# ENTRIES:
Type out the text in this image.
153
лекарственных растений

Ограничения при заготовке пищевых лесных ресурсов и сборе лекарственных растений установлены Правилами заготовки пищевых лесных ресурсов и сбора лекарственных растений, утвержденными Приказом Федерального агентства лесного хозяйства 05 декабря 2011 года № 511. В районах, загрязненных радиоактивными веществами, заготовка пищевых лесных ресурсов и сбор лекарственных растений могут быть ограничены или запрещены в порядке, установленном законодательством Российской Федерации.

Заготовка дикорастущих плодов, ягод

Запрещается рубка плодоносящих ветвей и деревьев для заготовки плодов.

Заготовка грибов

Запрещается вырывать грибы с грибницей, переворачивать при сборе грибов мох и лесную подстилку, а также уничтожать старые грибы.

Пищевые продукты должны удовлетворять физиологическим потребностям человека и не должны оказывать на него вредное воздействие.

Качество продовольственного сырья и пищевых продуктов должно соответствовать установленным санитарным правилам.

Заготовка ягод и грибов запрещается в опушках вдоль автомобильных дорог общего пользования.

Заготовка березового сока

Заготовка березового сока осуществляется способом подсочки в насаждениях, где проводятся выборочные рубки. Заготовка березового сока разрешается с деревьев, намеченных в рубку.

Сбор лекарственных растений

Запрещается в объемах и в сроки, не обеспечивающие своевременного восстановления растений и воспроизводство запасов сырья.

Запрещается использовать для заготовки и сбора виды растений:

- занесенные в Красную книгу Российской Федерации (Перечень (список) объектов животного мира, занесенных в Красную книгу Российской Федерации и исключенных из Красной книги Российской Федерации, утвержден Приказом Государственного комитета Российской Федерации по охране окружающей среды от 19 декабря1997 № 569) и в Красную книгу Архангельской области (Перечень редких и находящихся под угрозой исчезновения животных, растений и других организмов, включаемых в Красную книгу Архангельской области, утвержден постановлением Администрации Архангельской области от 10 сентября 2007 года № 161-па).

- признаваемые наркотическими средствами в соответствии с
==
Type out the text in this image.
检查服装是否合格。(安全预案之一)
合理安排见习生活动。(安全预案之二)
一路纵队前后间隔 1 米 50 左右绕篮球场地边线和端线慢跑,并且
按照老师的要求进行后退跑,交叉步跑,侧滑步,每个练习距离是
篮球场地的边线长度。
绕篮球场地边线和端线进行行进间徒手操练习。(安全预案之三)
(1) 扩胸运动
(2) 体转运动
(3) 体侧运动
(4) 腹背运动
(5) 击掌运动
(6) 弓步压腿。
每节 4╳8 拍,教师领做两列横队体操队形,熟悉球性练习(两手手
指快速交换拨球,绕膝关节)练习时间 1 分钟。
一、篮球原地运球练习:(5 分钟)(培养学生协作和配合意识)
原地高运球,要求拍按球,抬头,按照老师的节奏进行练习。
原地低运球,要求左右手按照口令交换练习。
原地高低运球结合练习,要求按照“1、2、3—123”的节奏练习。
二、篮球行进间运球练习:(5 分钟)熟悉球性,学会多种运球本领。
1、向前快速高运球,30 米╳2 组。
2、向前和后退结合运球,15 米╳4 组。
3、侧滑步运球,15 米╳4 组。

# OBJECTIVE:
Search the preceding listing for "плодов" and extract every line where it is found.

# WORKED ANSWER:
Заготовка дикорастущих плодов, ягод
Запрещается рубка плодоносящих ветвей и деревьев для заготовки плодов.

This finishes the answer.